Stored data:

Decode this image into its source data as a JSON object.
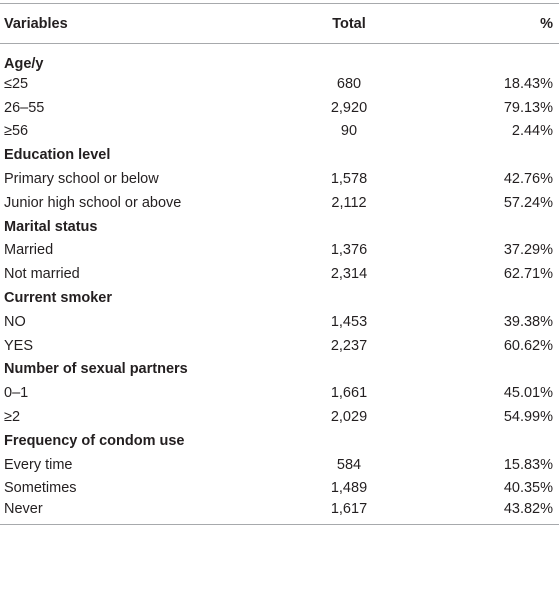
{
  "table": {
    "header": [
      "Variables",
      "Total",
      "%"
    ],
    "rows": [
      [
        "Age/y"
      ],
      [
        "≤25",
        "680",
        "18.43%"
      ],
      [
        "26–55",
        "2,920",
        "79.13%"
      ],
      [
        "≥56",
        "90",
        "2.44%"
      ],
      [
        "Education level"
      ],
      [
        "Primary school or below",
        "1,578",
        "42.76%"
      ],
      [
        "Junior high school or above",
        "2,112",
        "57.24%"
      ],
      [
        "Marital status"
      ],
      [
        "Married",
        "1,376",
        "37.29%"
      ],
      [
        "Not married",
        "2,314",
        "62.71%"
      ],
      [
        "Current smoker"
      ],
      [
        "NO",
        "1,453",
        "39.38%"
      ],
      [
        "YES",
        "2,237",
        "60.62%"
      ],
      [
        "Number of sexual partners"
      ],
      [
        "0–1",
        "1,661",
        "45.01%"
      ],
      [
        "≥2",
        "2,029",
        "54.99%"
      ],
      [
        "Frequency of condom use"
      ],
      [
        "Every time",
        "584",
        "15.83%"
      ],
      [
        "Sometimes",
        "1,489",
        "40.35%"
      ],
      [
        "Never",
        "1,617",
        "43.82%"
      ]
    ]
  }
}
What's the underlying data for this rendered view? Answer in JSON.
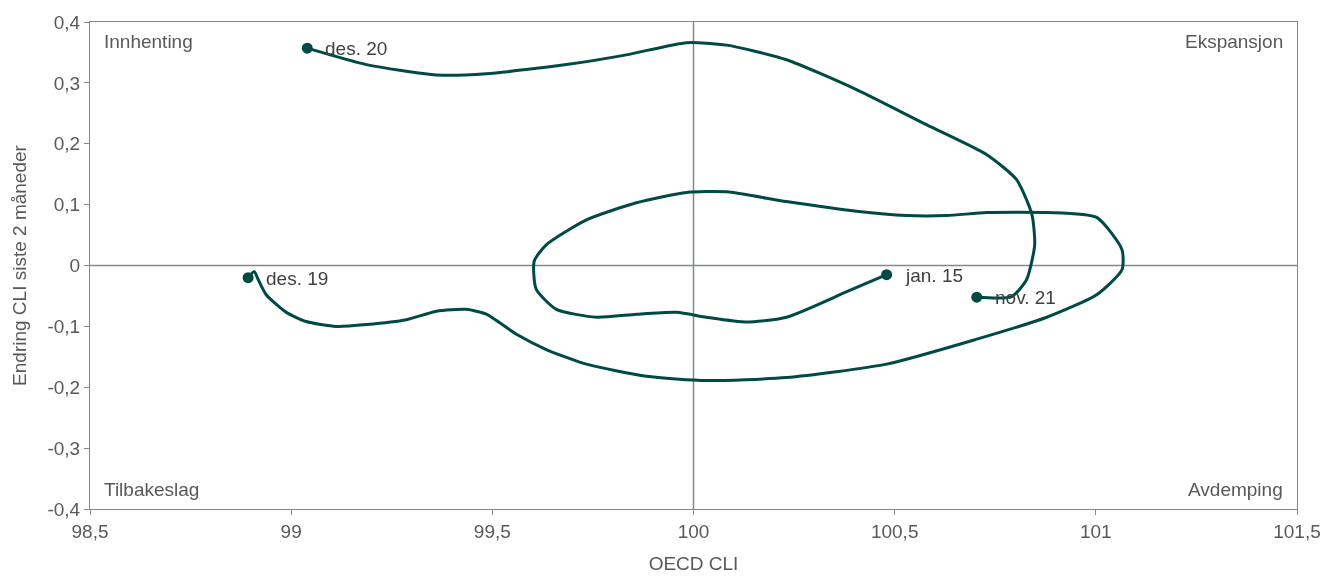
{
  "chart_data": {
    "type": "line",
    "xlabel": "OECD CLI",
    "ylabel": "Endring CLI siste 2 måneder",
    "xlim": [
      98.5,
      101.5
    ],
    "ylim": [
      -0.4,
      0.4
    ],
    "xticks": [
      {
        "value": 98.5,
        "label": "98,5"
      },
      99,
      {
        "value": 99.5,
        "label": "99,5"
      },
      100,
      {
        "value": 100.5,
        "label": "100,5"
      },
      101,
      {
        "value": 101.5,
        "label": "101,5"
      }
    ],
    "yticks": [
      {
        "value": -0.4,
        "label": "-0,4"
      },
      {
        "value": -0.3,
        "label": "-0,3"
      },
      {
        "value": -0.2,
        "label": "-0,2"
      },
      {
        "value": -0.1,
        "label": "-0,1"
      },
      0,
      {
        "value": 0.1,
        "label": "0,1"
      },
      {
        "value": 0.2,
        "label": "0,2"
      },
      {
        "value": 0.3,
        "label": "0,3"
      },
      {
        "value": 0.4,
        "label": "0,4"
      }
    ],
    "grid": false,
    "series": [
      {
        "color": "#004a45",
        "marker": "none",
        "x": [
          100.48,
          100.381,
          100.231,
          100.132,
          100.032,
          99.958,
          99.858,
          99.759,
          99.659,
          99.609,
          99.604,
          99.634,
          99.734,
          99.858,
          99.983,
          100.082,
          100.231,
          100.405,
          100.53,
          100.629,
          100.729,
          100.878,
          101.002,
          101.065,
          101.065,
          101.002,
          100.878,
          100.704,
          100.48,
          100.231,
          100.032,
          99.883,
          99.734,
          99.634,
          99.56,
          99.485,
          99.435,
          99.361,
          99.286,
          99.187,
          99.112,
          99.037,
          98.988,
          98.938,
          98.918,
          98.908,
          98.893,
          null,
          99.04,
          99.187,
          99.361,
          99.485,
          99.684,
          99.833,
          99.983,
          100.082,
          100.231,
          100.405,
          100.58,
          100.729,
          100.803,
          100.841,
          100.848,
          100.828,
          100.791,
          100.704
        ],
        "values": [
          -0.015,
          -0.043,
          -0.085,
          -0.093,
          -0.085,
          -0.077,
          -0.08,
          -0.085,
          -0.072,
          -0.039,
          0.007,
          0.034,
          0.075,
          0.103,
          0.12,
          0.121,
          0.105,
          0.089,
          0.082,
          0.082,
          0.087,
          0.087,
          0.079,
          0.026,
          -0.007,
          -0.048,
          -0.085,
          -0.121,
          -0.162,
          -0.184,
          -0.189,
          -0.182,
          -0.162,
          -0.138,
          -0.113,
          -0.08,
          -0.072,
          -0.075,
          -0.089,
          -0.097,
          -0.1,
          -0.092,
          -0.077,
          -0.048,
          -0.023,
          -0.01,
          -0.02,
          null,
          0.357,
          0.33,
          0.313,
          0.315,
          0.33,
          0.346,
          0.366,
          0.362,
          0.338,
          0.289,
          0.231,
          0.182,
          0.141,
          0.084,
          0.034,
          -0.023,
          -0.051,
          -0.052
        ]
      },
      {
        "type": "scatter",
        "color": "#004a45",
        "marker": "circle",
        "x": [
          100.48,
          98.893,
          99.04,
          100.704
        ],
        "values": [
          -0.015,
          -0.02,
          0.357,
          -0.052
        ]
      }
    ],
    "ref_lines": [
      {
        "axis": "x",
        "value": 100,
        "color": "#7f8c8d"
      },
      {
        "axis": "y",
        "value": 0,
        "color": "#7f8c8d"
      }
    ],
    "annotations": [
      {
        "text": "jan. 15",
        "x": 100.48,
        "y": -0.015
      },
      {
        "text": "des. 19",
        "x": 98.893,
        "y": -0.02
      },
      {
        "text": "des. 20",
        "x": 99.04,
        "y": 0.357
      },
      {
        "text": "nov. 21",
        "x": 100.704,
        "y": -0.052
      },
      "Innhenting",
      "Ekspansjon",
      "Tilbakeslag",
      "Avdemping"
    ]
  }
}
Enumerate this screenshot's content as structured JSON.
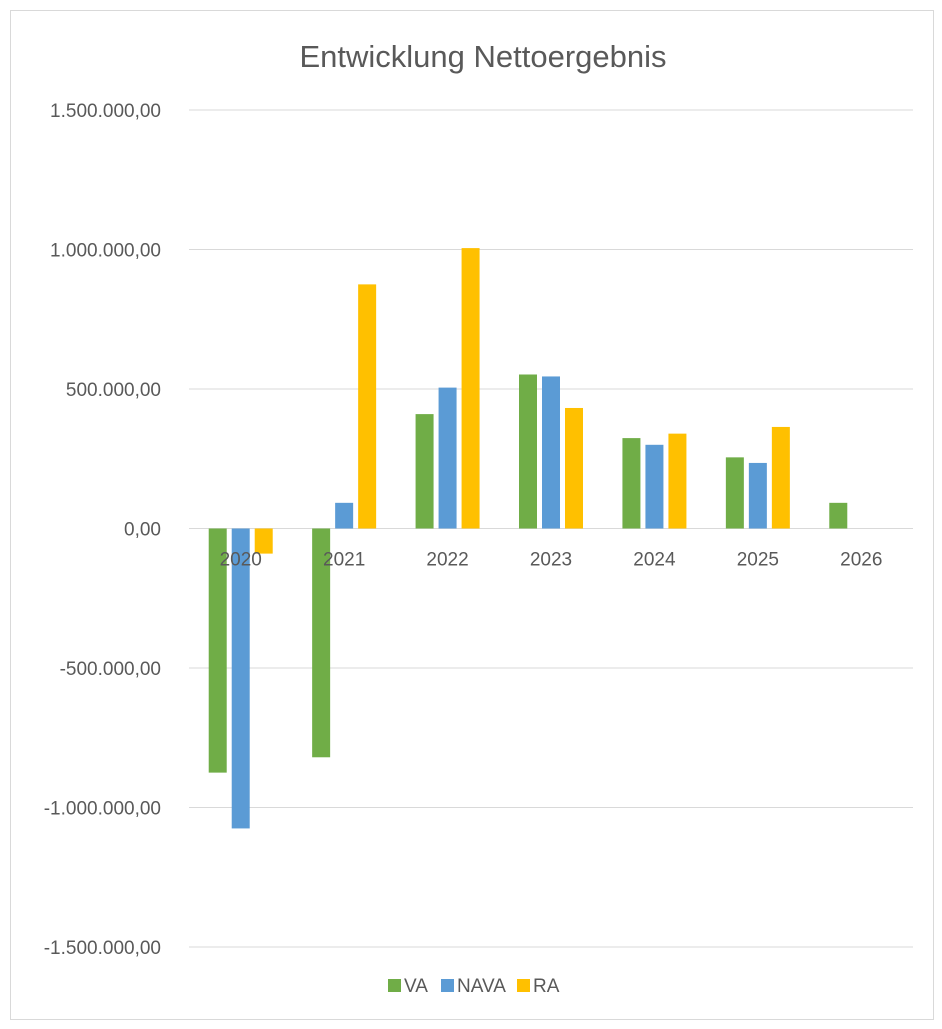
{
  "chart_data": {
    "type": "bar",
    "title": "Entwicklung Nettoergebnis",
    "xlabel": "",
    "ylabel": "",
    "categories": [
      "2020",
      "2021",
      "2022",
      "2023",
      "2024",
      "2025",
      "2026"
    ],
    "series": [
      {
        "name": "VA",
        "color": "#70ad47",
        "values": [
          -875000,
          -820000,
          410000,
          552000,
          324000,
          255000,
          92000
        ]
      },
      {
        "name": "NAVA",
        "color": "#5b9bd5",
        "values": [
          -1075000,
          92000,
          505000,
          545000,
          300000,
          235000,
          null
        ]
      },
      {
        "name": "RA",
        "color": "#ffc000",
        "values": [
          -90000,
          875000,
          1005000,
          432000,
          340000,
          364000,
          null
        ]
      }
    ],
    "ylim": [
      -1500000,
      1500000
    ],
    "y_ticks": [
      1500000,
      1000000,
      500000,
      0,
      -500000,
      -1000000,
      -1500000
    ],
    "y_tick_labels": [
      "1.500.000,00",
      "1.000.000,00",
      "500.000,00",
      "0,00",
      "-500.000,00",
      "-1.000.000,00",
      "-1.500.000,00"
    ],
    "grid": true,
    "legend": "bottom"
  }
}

§ Given exercise
Write out each line of the data exactly; the images should be left out.

§ Full solution
Decode this image into its source data as a JSON object.
{
  "table": {
    "header": [
      "Variables",
      "Total",
      "%"
    ],
    "rows": [
      [
        "Age/y"
      ],
      [
        "≤25",
        "680",
        "18.43%"
      ],
      [
        "26–55",
        "2,920",
        "79.13%"
      ],
      [
        "≥56",
        "90",
        "2.44%"
      ],
      [
        "Education level"
      ],
      [
        "Primary school or below",
        "1,578",
        "42.76%"
      ],
      [
        "Junior high school or above",
        "2,112",
        "57.24%"
      ],
      [
        "Marital status"
      ],
      [
        "Married",
        "1,376",
        "37.29%"
      ],
      [
        "Not married",
        "2,314",
        "62.71%"
      ],
      [
        "Current smoker"
      ],
      [
        "NO",
        "1,453",
        "39.38%"
      ],
      [
        "YES",
        "2,237",
        "60.62%"
      ],
      [
        "Number of sexual partners"
      ],
      [
        "0–1",
        "1,661",
        "45.01%"
      ],
      [
        "≥2",
        "2,029",
        "54.99%"
      ],
      [
        "Frequency of condom use"
      ],
      [
        "Every time",
        "584",
        "15.83%"
      ],
      [
        "Sometimes",
        "1,489",
        "40.35%"
      ],
      [
        "Never",
        "1,617",
        "43.82%"
      ]
    ]
  }
}
What's the underlying data for this rendered view? Answer in JSON.
{
  "chart_data": {
    "type": "line",
    "xlabel": "OECD CLI",
    "ylabel": "Endring CLI siste 2 måneder",
    "xlim": [
      98.5,
      101.5
    ],
    "ylim": [
      -0.4,
      0.4
    ],
    "xticks": [
      {
        "value": 98.5,
        "label": "98,5"
      },
      99,
      {
        "value": 99.5,
        "label": "99,5"
      },
      100,
      {
        "value": 100.5,
        "label": "100,5"
      },
      101,
      {
        "value": 101.5,
        "label": "101,5"
      }
    ],
    "yticks": [
      {
        "value": -0.4,
        "label": "-0,4"
      },
      {
        "value": -0.3,
        "label": "-0,3"
      },
      {
        "value": -0.2,
        "label": "-0,2"
      },
      {
        "value": -0.1,
        "label": "-0,1"
      },
      0,
      {
        "value": 0.1,
        "label": "0,1"
      },
      {
        "value": 0.2,
        "label": "0,2"
      },
      {
        "value": 0.3,
        "label": "0,3"
      },
      {
        "value": 0.4,
        "label": "0,4"
      }
    ],
    "grid": false,
    "series": [
      {
        "color": "#004a45",
        "marker": "none",
        "x": [
          100.48,
          100.381,
          100.231,
          100.132,
          100.032,
          99.958,
          99.858,
          99.759,
          99.659,
          99.609,
          99.604,
          99.634,
          99.734,
          99.858,
          99.983,
          100.082,
          100.231,
          100.405,
          100.53,
          100.629,
          100.729,
          100.878,
          101.002,
          101.065,
          101.065,
          101.002,
          100.878,
          100.704,
          100.48,
          100.231,
          100.032,
          99.883,
          99.734,
          99.634,
          99.56,
          99.485,
          99.435,
          99.361,
          99.286,
          99.187,
          99.112,
          99.037,
          98.988,
          98.938,
          98.918,
          98.908,
          98.893,
          null,
          99.04,
          99.187,
          99.361,
          99.485,
          99.684,
          99.833,
          99.983,
          100.082,
          100.231,
          100.405,
          100.58,
          100.729,
          100.803,
          100.841,
          100.848,
          100.828,
          100.791,
          100.704
        ],
        "values": [
          -0.015,
          -0.043,
          -0.085,
          -0.093,
          -0.085,
          -0.077,
          -0.08,
          -0.085,
          -0.072,
          -0.039,
          0.007,
          0.034,
          0.075,
          0.103,
          0.12,
          0.121,
          0.105,
          0.089,
          0.082,
          0.082,
          0.087,
          0.087,
          0.079,
          0.026,
          -0.007,
          -0.048,
          -0.085,
          -0.121,
          -0.162,
          -0.184,
          -0.189,
          -0.182,
          -0.162,
          -0.138,
          -0.113,
          -0.08,
          -0.072,
          -0.075,
          -0.089,
          -0.097,
          -0.1,
          -0.092,
          -0.077,
          -0.048,
          -0.023,
          -0.01,
          -0.02,
          null,
          0.357,
          0.33,
          0.313,
          0.315,
          0.33,
          0.346,
          0.366,
          0.362,
          0.338,
          0.289,
          0.231,
          0.182,
          0.141,
          0.084,
          0.034,
          -0.023,
          -0.051,
          -0.052
        ]
      },
      {
        "type": "scatter",
        "color": "#004a45",
        "marker": "circle",
        "x": [
          100.48,
          98.893,
          99.04,
          100.704
        ],
        "values": [
          -0.015,
          -0.02,
          0.357,
          -0.052
        ]
      }
    ],
    "ref_lines": [
      {
        "axis": "x",
        "value": 100,
        "color": "#7f8c8d"
      },
      {
        "axis": "y",
        "value": 0,
        "color": "#7f8c8d"
      }
    ],
    "annotations": [
      {
        "text": "jan. 15",
        "x": 100.48,
        "y": -0.015
      },
      {
        "text": "des. 19",
        "x": 98.893,
        "y": -0.02
      },
      {
        "text": "des. 20",
        "x": 99.04,
        "y": 0.357
      },
      {
        "text": "nov. 21",
        "x": 100.704,
        "y": -0.052
      },
      "Innhenting",
      "Ekspansjon",
      "Tilbakeslag",
      "Avdemping"
    ]
  }
}
Enumerate this screenshot's content as structured JSON.
{
  "chart_data": {
    "type": "bar",
    "title": "Entwicklung Nettoergebnis",
    "xlabel": "",
    "ylabel": "",
    "categories": [
      "2020",
      "2021",
      "2022",
      "2023",
      "2024",
      "2025",
      "2026"
    ],
    "series": [
      {
        "name": "VA",
        "color": "#70ad47",
        "values": [
          -875000,
          -820000,
          410000,
          552000,
          324000,
          255000,
          92000
        ]
      },
      {
        "name": "NAVA",
        "color": "#5b9bd5",
        "values": [
          -1075000,
          92000,
          505000,
          545000,
          300000,
          235000,
          null
        ]
      },
      {
        "name": "RA",
        "color": "#ffc000",
        "values": [
          -90000,
          875000,
          1005000,
          432000,
          340000,
          364000,
          null
        ]
      }
    ],
    "ylim": [
      -1500000,
      1500000
    ],
    "y_ticks": [
      1500000,
      1000000,
      500000,
      0,
      -500000,
      -1000000,
      -1500000
    ],
    "y_tick_labels": [
      "1.500.000,00",
      "1.000.000,00",
      "500.000,00",
      "0,00",
      "-500.000,00",
      "-1.000.000,00",
      "-1.500.000,00"
    ],
    "grid": true,
    "legend": "bottom"
  }
}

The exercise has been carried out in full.